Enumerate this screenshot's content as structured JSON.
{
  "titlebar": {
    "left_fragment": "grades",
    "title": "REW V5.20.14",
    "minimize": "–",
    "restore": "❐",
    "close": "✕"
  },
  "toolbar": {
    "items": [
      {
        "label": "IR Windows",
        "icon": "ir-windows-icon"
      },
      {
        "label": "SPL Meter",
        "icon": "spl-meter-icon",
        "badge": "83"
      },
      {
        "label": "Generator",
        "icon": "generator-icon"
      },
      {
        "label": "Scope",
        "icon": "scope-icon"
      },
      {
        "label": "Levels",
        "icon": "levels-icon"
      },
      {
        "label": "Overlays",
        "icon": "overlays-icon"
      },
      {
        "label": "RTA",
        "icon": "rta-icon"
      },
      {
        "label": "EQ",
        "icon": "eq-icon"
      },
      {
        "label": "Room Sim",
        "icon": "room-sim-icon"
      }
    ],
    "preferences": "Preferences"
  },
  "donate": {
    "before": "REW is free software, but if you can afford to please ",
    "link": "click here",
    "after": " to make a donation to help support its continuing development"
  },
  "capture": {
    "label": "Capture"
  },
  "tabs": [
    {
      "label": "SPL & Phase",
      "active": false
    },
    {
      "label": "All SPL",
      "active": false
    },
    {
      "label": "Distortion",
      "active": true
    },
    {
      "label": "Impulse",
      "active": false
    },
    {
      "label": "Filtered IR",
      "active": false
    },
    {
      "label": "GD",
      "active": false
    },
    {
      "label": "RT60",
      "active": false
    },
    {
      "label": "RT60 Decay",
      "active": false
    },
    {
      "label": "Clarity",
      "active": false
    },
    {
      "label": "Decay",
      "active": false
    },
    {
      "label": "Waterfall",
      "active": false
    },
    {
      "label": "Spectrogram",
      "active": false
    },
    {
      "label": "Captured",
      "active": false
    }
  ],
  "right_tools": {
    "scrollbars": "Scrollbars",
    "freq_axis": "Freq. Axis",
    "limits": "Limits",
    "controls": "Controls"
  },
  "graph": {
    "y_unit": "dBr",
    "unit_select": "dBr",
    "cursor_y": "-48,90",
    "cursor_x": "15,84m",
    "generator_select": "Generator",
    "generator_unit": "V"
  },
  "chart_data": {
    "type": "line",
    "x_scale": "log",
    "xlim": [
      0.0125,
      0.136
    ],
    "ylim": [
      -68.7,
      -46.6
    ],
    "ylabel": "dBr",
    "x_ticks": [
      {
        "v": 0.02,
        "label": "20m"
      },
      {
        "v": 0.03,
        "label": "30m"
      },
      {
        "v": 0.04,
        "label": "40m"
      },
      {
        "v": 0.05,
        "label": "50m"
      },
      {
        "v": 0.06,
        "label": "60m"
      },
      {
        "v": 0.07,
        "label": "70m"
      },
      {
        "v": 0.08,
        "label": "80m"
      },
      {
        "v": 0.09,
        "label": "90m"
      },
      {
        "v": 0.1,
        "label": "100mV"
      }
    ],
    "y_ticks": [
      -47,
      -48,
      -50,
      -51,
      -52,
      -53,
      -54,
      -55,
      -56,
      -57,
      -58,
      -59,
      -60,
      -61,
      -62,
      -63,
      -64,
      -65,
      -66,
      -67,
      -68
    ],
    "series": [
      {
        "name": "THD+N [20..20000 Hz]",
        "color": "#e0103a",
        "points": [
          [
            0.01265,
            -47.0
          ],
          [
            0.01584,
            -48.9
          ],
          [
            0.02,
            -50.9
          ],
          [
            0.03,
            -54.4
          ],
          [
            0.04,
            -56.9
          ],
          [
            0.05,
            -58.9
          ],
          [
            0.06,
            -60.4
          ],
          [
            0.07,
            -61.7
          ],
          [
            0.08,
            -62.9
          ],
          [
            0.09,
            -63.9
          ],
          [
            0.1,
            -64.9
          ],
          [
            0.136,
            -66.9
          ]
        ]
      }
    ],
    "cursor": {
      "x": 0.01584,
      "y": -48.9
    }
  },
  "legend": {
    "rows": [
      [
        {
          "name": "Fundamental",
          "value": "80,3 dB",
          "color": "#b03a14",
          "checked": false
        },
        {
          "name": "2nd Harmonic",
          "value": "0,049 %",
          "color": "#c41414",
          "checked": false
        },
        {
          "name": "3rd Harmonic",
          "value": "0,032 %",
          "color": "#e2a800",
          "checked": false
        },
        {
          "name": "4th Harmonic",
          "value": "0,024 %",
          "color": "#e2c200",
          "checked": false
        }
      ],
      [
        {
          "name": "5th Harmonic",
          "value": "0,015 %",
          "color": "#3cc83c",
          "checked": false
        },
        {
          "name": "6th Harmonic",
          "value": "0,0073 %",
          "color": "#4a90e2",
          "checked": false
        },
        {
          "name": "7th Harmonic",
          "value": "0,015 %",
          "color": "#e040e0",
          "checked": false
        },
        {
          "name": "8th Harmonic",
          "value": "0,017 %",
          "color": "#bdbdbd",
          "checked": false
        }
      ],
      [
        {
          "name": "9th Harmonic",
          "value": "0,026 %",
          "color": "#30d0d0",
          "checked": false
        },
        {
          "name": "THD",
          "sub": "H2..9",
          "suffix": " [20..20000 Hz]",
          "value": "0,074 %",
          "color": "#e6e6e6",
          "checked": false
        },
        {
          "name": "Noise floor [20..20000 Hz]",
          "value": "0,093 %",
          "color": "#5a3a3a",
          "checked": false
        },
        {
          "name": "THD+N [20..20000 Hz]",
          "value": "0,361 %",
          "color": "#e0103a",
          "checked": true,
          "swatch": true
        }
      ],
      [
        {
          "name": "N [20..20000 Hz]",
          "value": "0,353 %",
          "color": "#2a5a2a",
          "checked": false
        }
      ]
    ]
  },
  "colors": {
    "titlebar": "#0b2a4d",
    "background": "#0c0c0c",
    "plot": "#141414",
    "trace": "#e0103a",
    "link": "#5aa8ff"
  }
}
-*-
§ Your task: State only the number of lines in these entries that contain "true".

§ Completed exercise: 3